• Instruction: Of the lines below, how many hold the string "data"? Give only the number.

• Listed entries:

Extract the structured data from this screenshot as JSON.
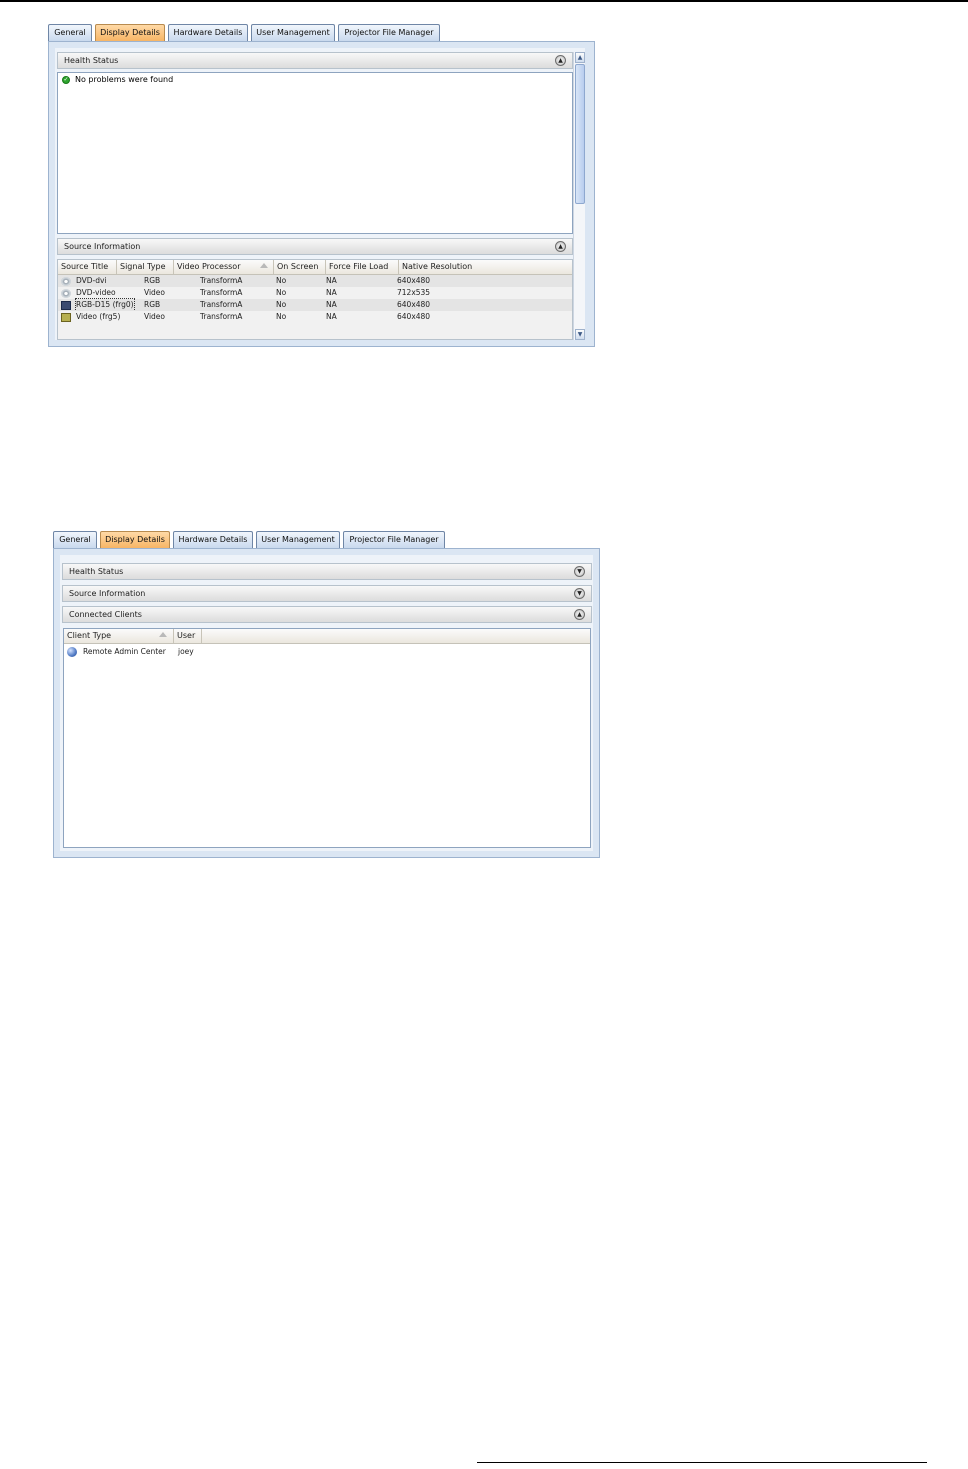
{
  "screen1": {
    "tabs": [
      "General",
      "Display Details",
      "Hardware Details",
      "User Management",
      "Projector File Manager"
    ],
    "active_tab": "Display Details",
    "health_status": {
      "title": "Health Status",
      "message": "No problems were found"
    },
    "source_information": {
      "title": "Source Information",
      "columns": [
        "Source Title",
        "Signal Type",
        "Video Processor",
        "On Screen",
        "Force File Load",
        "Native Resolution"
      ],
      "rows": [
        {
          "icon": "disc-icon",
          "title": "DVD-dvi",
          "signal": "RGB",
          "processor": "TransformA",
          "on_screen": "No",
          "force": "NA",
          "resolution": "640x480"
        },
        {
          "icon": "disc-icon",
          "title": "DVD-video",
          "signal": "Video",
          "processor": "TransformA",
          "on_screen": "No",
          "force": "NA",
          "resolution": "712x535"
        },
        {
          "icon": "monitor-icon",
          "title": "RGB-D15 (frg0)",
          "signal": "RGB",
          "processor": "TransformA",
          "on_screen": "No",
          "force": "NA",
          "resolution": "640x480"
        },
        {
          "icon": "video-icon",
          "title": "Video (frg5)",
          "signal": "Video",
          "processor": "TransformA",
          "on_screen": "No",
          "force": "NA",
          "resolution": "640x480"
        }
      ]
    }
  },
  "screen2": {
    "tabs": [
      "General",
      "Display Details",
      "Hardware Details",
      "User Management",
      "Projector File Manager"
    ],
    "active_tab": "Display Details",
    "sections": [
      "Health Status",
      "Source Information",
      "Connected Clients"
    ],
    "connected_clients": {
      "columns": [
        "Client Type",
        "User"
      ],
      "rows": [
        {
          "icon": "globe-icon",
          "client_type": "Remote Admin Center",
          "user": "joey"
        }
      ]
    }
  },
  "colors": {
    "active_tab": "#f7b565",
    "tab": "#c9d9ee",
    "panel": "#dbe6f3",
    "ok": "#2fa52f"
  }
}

==

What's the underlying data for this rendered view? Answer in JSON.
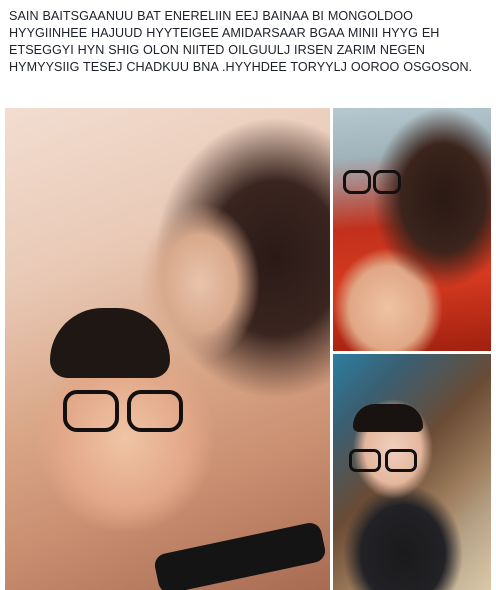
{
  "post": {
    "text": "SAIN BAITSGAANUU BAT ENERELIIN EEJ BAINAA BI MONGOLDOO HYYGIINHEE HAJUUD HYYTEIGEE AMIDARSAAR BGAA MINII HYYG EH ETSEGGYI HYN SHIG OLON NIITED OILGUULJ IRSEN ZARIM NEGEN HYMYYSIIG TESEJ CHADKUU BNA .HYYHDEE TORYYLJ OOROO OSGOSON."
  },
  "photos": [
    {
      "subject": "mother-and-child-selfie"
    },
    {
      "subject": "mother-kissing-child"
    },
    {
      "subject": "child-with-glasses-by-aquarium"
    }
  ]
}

• Exercise response: 2